→ STATED TASK: Give the count of lines that include the string "System". Add nothing to it.
---- LISTED RECORDS
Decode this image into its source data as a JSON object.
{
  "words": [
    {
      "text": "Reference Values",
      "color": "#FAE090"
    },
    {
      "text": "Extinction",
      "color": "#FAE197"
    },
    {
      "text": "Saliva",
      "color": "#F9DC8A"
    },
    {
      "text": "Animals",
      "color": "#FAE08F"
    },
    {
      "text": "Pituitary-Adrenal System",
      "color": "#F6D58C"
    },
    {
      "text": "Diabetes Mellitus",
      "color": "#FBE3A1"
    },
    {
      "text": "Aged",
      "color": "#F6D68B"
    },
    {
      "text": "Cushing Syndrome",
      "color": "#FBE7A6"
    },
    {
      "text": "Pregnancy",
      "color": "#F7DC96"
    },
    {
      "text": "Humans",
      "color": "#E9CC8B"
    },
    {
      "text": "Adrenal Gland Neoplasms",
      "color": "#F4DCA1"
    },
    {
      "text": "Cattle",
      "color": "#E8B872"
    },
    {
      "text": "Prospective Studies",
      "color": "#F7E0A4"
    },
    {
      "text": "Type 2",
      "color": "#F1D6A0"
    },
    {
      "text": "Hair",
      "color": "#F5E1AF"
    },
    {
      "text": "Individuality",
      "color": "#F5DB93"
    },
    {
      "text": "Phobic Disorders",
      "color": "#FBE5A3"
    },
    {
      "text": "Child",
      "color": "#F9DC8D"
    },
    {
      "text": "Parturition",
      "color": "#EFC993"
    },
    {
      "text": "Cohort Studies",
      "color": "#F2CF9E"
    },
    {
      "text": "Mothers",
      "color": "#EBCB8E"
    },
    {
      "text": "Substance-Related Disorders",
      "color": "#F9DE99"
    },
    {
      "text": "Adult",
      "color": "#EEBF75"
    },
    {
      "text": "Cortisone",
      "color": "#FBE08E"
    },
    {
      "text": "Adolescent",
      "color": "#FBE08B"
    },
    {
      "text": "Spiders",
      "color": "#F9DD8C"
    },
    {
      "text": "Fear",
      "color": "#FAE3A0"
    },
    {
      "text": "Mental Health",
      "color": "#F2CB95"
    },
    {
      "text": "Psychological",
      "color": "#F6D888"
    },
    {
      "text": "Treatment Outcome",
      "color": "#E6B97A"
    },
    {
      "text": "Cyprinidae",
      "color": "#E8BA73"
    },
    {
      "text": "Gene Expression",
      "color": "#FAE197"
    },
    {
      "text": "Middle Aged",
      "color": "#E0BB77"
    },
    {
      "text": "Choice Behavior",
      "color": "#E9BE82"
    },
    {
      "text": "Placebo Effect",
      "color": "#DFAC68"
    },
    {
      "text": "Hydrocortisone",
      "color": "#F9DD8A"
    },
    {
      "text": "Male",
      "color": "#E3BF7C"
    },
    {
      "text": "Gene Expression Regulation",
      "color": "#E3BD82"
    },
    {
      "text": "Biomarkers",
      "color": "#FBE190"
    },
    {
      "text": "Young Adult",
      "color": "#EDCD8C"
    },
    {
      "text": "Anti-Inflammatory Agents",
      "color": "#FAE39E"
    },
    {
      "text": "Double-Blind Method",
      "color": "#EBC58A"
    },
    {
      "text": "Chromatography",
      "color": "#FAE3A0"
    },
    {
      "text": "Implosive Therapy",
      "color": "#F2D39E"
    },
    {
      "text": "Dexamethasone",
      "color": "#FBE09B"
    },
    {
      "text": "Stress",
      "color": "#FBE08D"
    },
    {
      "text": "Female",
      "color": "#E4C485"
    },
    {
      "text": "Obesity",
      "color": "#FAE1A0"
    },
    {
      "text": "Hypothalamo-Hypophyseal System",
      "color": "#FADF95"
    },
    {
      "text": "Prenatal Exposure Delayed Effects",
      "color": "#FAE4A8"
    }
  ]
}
--------
→ EXERCISE ANSWER: 2